■ LISTED RECORDS
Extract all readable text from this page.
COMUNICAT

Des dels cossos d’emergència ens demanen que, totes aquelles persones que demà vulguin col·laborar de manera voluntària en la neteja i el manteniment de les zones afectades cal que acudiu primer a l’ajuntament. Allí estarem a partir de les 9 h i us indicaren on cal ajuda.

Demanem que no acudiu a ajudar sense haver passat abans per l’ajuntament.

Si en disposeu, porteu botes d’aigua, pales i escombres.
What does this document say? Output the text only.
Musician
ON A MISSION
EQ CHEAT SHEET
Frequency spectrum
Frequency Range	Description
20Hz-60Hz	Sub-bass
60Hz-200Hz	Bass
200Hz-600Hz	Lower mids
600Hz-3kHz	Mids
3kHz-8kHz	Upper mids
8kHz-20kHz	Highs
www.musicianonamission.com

■ JOB
Every record above should be copied exactly.

■ FULL ANSWER
Extract all readable text from this page.
COMUNICAT

Des dels cossos d’emergència ens demanen que, totes aquelles persones que demà vulguin col·laborar de manera voluntària en la neteja i el manteniment de les zones afectades cal que acudiu primer a l’ajuntament. Allí estarem a partir de les 9 h i us indicaren on cal ajuda.

Demanem que no acudiu a ajudar sense haver passat abans per l’ajuntament.

Si en disposeu, porteu botes d’aigua, pales i escombres.
What does this document say? Output the text only.
Musician
ON A MISSION
EQ CHEAT SHEET
Frequency spectrum
Frequency Range	Description
20Hz-60Hz	Sub-bass
60Hz-200Hz	Bass
200Hz-600Hz	Lower mids
600Hz-3kHz	Mids
3kHz-8kHz	Upper mids
8kHz-20kHz	Highs
www.musicianonamission.com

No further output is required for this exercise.